**Written task**
Retype the lines starting at the one containing "- title-line-1: E3AD: An" and ending at the one containing "- author-name: Junlin", including both.

★ ★ ★

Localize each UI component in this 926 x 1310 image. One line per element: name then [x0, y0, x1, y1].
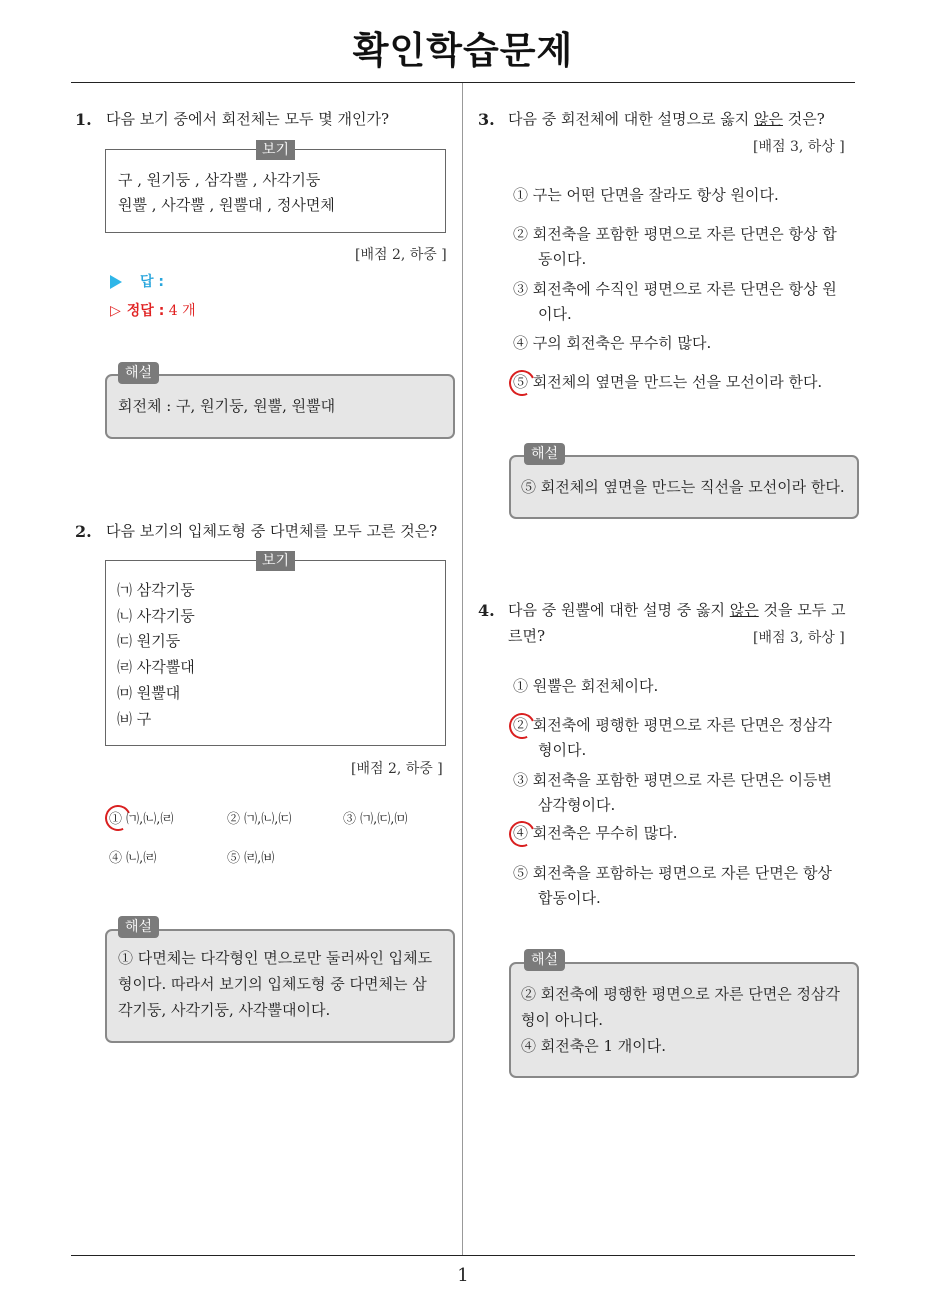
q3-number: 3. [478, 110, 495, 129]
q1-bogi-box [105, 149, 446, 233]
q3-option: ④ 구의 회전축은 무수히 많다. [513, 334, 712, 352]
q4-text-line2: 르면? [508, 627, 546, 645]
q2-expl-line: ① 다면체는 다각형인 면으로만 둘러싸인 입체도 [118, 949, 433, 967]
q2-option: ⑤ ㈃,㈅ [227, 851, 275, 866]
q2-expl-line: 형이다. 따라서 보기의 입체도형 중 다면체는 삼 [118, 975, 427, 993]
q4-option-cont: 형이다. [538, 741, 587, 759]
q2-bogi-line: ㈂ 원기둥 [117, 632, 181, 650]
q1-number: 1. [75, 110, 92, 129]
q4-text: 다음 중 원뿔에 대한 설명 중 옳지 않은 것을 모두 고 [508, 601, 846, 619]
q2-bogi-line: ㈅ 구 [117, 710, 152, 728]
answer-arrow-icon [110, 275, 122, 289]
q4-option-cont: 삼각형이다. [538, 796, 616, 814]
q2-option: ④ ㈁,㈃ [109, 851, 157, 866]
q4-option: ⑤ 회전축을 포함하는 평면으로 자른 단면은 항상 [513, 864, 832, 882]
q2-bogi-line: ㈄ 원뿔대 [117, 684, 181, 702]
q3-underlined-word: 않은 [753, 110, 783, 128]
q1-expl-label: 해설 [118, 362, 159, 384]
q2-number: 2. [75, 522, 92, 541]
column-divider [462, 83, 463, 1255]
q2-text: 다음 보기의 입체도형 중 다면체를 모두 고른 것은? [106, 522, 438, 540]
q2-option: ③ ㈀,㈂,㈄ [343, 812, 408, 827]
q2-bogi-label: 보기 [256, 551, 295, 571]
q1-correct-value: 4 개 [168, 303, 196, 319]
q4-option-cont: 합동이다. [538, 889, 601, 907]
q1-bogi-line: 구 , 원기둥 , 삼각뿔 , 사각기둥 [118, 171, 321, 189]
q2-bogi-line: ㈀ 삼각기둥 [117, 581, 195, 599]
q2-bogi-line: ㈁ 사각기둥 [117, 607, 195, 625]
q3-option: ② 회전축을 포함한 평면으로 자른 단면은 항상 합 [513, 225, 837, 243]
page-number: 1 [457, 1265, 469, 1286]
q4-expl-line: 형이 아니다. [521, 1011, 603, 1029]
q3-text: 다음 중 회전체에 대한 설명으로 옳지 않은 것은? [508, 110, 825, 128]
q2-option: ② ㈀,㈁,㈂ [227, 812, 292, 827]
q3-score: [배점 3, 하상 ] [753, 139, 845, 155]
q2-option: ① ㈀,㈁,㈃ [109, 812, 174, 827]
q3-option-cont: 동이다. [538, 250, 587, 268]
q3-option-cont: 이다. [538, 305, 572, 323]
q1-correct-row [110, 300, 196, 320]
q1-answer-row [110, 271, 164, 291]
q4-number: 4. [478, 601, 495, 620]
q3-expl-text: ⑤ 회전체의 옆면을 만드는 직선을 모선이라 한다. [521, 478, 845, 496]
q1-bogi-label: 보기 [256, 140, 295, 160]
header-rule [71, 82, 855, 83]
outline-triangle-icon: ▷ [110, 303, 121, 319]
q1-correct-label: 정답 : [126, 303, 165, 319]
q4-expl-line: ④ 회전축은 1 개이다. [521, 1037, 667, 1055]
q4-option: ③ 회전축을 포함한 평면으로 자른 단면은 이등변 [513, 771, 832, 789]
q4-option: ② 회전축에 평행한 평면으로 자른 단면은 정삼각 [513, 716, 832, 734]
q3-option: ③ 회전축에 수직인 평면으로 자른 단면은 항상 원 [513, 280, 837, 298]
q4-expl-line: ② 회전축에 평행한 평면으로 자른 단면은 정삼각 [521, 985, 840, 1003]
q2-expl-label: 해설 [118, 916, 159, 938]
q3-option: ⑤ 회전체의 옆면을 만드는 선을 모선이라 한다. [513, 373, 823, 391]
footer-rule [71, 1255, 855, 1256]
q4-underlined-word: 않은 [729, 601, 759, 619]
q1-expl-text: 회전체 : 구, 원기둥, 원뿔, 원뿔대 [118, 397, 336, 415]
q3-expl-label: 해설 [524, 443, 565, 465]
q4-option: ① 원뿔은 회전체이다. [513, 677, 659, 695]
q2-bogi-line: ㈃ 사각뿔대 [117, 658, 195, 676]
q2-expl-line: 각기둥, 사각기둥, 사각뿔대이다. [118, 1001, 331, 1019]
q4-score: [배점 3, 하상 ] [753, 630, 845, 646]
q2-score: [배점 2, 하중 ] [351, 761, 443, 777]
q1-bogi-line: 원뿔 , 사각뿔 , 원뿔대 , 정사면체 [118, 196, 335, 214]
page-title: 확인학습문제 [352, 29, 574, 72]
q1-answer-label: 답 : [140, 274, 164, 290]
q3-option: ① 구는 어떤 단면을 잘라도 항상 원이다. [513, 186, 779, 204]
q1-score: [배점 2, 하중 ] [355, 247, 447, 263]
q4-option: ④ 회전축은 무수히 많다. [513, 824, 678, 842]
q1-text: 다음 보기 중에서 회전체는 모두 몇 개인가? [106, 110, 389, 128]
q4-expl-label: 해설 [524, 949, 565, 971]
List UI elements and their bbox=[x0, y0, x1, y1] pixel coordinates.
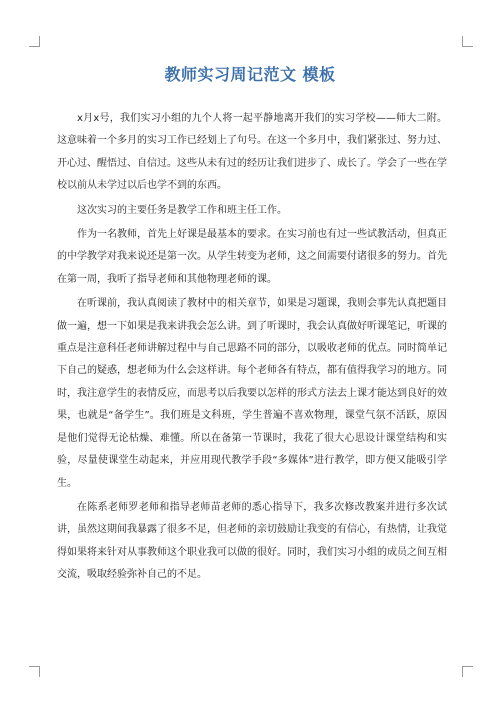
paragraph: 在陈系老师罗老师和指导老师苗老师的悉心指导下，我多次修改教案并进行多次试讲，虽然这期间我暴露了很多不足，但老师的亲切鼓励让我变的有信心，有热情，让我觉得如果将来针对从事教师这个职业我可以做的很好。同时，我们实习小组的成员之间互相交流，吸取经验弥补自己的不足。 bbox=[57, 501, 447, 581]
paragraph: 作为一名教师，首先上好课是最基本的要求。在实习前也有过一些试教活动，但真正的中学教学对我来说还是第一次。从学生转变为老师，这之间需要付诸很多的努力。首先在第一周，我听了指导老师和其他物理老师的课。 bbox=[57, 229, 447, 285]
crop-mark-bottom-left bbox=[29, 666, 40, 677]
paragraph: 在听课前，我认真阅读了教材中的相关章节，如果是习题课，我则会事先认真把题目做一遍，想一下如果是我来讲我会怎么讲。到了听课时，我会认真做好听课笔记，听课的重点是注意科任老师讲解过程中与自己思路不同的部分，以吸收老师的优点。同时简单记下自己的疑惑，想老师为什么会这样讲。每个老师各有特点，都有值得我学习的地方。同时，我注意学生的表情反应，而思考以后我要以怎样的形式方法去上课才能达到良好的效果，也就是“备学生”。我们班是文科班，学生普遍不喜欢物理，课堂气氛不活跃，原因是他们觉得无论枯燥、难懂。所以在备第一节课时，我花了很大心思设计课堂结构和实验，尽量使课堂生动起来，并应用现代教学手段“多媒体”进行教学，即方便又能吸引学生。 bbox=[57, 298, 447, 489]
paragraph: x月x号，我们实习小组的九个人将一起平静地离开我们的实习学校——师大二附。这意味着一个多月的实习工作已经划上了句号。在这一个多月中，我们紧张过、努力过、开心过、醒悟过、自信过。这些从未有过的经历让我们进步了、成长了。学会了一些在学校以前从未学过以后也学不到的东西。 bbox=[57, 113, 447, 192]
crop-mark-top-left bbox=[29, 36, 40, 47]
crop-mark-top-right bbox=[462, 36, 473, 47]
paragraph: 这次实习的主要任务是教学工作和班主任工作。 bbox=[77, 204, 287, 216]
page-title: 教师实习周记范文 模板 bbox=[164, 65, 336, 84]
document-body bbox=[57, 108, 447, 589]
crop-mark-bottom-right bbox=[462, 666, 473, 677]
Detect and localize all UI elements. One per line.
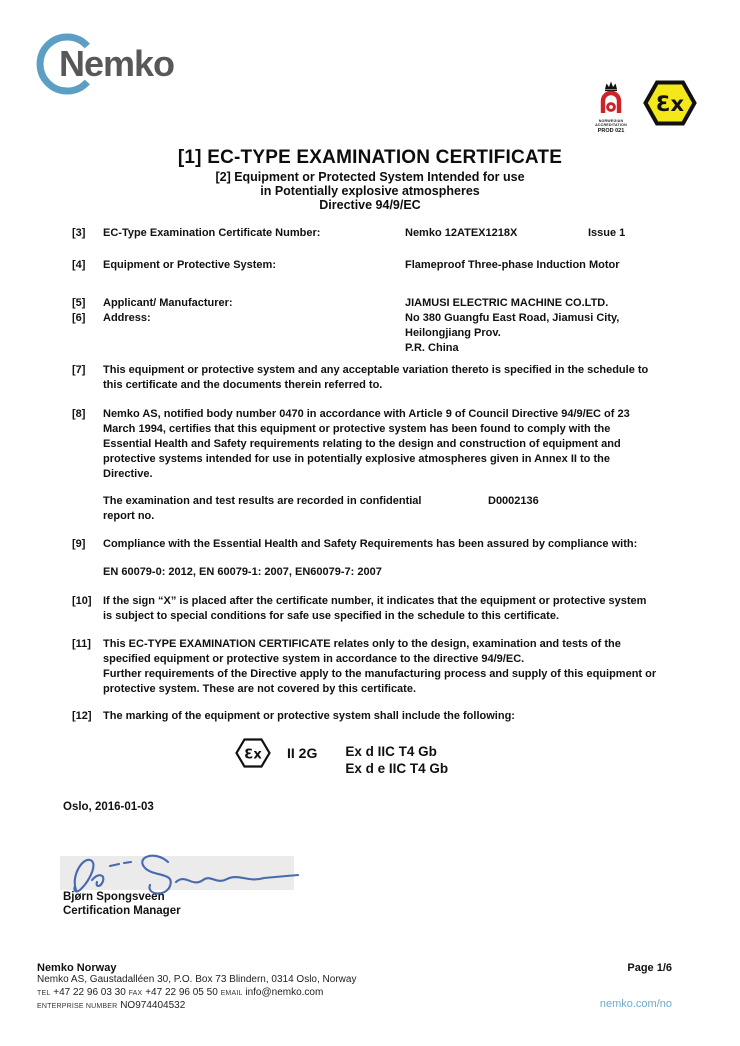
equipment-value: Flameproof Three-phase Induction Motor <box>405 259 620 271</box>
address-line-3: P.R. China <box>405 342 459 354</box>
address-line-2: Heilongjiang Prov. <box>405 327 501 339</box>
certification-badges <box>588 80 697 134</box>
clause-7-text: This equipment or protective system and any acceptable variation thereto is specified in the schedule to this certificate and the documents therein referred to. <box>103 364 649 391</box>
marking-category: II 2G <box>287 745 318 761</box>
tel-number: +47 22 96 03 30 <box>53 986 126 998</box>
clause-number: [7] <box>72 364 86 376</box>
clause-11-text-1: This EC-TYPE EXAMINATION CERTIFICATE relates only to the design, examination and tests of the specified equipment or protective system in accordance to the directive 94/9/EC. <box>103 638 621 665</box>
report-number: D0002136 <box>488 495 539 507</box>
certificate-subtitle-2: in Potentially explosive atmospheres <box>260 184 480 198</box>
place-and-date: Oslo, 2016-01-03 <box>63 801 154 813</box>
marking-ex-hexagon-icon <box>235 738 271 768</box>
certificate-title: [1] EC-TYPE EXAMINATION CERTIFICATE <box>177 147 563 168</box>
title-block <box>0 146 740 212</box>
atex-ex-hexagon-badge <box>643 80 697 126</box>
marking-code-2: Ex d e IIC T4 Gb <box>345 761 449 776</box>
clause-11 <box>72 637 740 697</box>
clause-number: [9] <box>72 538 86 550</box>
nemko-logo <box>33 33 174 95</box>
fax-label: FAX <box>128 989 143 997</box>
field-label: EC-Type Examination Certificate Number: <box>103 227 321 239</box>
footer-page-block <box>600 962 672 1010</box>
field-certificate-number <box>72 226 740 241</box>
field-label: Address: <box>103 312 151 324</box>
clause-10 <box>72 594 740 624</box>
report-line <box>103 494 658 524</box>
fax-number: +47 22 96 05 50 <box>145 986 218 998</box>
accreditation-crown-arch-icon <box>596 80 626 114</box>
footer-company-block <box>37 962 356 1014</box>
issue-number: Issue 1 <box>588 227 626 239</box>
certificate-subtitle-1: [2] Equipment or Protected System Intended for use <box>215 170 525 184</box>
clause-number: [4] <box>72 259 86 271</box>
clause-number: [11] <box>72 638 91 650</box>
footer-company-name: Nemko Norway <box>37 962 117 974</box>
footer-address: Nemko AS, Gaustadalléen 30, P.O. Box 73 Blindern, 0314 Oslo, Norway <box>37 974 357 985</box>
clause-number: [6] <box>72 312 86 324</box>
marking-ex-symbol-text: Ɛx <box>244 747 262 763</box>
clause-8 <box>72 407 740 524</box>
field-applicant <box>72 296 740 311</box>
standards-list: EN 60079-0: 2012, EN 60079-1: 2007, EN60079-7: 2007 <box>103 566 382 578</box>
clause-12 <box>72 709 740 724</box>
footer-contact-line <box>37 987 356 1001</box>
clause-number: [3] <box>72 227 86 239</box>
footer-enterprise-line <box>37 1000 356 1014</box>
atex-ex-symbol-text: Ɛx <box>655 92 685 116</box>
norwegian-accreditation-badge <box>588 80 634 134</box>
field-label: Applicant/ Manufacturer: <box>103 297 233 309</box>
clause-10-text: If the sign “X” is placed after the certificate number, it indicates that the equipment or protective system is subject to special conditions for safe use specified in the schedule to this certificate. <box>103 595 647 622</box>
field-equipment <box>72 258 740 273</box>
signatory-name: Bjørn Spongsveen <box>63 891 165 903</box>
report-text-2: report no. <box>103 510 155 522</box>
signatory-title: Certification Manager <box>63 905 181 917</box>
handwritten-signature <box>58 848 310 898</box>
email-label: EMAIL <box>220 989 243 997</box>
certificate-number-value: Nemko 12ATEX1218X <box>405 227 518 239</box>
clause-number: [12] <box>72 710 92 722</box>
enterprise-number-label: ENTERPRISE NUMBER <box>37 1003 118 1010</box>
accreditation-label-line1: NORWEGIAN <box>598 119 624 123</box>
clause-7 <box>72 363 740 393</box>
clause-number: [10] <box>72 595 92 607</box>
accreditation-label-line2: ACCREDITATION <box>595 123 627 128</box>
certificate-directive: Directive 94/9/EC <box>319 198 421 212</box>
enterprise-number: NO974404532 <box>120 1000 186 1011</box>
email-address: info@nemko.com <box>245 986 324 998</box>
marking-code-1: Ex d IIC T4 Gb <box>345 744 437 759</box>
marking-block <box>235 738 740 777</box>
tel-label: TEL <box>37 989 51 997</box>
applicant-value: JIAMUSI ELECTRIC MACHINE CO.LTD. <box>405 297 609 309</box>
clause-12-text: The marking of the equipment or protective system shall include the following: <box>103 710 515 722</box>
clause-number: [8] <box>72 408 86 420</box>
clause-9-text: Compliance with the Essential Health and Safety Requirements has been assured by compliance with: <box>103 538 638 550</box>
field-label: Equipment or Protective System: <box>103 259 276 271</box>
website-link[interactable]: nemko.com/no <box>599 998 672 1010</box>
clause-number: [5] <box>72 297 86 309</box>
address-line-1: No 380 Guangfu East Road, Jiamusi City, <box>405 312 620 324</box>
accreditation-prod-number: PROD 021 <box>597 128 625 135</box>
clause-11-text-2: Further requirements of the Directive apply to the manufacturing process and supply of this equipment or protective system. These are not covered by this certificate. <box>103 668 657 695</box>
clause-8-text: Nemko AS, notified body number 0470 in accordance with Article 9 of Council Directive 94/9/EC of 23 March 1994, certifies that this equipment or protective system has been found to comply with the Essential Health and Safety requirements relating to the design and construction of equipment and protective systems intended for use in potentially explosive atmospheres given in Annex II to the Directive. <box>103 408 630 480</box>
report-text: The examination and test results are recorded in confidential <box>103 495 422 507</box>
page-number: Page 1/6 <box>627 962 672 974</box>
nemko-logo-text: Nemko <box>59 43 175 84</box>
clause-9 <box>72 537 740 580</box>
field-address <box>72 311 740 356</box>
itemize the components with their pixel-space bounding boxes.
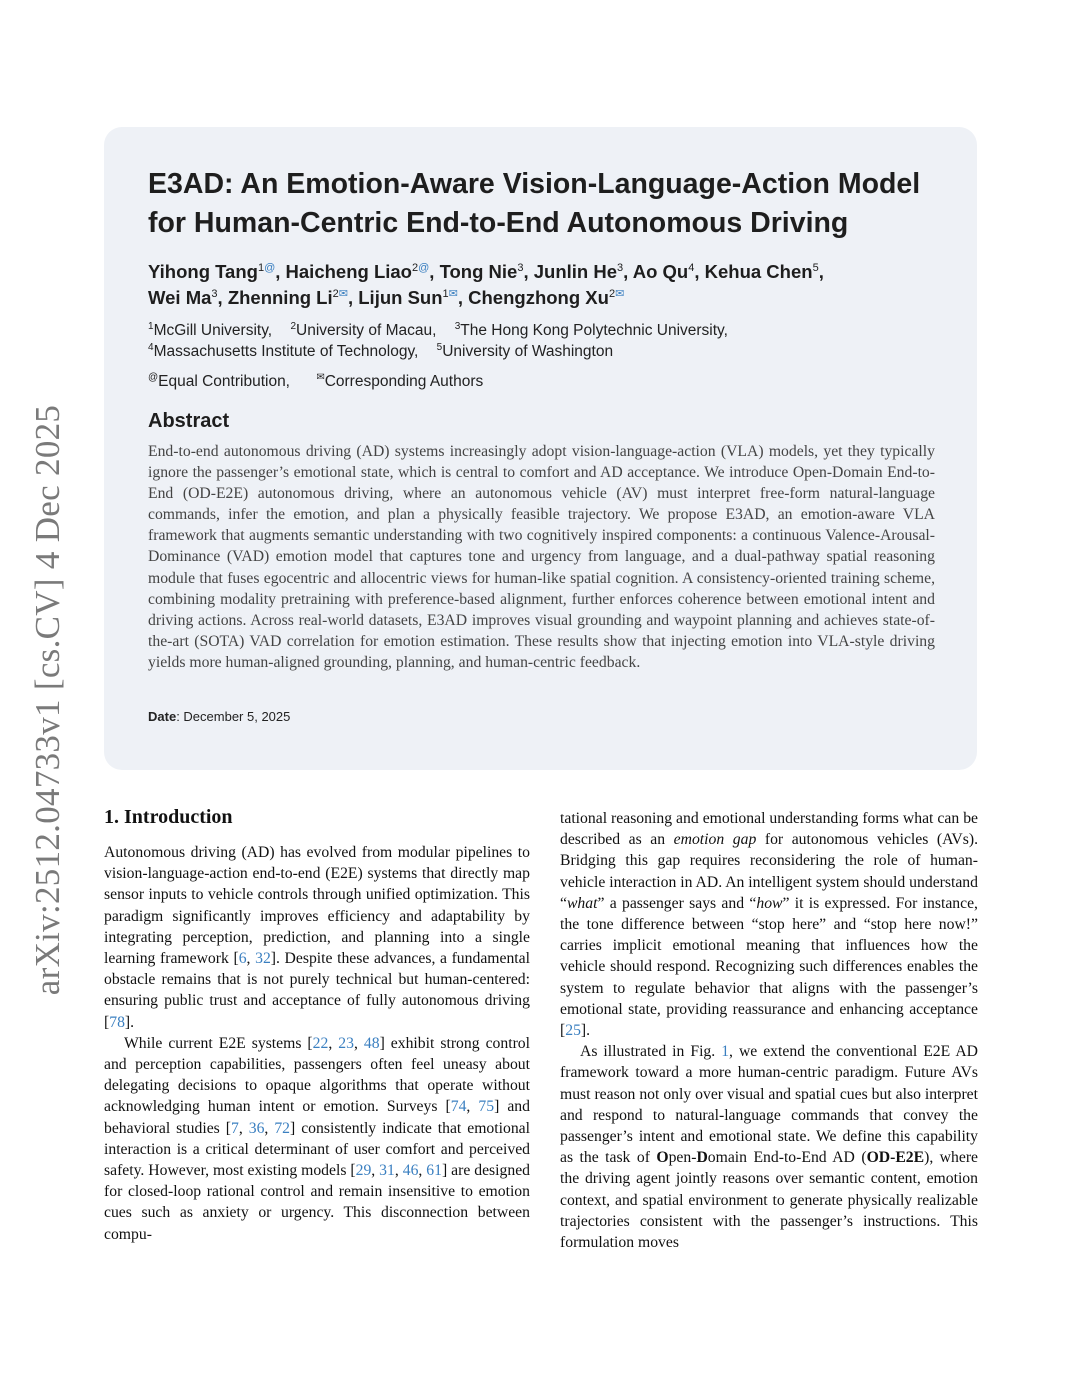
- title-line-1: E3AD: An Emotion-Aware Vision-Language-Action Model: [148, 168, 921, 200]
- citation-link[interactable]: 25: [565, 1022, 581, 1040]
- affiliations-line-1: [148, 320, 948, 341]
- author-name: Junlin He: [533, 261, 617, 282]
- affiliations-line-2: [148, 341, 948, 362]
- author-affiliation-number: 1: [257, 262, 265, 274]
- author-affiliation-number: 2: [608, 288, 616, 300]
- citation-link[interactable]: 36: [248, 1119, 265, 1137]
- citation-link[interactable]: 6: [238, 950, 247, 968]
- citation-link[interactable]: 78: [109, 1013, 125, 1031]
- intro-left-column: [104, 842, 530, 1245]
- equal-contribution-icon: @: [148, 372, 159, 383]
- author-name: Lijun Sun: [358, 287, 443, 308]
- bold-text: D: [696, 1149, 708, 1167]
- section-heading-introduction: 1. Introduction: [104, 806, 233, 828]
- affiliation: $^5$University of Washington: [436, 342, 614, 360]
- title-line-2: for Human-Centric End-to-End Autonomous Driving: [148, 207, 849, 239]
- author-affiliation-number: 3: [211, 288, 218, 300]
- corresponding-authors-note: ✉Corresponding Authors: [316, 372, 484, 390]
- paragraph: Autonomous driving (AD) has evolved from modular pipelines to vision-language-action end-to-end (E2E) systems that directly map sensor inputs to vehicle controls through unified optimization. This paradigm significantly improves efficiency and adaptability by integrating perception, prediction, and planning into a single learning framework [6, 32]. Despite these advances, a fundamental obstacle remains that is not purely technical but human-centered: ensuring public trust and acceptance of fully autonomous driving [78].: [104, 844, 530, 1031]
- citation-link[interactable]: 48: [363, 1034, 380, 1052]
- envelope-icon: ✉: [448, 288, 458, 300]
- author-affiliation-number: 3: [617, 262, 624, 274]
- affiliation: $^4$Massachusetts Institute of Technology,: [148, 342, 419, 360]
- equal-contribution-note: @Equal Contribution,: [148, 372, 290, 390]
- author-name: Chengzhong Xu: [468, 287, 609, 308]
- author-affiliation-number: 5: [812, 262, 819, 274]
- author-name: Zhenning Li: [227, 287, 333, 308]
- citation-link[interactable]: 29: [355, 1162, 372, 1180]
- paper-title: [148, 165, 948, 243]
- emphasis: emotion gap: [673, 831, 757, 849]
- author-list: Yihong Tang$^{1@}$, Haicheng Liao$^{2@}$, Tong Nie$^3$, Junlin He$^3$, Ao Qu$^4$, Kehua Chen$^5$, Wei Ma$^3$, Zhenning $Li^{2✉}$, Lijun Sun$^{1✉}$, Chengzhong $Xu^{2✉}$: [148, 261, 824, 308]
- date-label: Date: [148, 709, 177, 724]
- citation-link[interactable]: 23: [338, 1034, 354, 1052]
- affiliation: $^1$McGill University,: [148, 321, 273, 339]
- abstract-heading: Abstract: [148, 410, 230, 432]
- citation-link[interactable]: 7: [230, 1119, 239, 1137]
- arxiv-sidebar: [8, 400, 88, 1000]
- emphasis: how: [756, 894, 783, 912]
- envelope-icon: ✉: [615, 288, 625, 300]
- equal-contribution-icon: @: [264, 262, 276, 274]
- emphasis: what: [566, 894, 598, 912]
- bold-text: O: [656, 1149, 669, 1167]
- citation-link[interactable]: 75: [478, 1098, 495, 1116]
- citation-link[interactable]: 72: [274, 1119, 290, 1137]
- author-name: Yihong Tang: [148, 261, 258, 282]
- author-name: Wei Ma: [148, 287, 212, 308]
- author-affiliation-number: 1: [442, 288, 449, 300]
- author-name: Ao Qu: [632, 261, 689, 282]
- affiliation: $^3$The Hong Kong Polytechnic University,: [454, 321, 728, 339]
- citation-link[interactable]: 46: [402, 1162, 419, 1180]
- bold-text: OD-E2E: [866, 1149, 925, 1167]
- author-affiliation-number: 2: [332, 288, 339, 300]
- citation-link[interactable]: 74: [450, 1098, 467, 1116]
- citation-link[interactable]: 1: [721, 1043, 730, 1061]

★ ★ ★

**Result of this task**
- title-line-1: E3AD: An Emotion-Aware Vision-Language-Action Model: [148, 168, 921, 200]
- citation-link[interactable]: 25: [565, 1022, 581, 1040]
- affiliations-line-1: [148, 320, 948, 341]
- author-name: Junlin He: [533, 261, 617, 282]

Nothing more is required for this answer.